Written exercise> The exercise asks you to copy every line below in which "Journal" appears.

Data for this exercise>
━━━━━━━━━━

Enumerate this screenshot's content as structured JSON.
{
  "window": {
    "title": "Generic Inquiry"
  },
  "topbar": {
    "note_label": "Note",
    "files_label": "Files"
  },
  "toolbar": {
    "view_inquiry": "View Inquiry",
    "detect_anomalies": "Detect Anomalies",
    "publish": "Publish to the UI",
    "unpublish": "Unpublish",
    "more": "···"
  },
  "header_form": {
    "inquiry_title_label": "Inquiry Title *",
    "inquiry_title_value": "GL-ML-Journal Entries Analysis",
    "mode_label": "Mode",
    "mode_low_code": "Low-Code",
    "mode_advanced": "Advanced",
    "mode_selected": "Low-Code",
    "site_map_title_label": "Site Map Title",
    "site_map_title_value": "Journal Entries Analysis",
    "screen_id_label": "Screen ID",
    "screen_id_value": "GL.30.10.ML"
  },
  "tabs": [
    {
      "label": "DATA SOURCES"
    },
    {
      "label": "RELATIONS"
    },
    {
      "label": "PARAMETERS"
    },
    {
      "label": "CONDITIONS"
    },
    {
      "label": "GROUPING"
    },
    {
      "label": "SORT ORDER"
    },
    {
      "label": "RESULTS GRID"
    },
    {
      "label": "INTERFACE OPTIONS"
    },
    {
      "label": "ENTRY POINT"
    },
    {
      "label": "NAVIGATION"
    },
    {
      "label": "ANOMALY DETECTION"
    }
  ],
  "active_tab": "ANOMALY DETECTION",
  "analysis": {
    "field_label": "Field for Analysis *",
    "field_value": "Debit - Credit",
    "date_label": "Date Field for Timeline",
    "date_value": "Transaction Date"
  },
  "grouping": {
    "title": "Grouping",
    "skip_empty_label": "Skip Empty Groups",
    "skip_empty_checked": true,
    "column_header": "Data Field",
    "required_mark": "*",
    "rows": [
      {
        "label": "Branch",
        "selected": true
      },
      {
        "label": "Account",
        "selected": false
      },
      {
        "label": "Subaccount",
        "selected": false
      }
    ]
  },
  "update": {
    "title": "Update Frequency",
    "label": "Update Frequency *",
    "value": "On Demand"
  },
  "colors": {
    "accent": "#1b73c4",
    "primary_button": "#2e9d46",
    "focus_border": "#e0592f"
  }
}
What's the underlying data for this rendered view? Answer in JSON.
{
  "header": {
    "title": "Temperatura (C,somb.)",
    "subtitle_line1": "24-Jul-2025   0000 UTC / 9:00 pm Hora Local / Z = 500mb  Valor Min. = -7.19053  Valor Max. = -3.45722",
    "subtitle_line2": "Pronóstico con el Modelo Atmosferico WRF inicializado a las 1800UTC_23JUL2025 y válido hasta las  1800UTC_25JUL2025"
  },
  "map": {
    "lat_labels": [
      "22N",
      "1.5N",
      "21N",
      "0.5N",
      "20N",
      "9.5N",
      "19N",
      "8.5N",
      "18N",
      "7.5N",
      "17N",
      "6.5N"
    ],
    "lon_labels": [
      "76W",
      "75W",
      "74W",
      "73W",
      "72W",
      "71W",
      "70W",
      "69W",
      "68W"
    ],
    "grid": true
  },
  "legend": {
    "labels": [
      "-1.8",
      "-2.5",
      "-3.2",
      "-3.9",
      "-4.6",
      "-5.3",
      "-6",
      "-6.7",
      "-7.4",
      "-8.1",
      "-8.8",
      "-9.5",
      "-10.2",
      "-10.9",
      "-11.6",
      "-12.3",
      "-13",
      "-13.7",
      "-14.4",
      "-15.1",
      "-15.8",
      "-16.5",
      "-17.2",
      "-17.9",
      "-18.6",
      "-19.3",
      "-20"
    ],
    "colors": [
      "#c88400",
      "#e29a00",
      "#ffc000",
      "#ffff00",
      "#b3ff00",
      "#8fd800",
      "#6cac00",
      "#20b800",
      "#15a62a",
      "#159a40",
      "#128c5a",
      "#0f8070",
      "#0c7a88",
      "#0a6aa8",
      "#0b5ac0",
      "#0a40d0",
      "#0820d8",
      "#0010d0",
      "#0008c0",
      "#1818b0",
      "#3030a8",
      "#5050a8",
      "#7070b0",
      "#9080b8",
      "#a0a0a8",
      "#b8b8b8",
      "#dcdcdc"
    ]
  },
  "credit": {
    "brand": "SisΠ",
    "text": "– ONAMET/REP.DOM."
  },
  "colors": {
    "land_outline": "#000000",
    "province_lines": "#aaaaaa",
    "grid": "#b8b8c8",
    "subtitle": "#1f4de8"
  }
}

━━━━━━━━━━

Final result>
    "inquiry_title_value": "GL-ML-Journal Entries Analysis",
    "site_map_title_value": "Journal Entries Analysis",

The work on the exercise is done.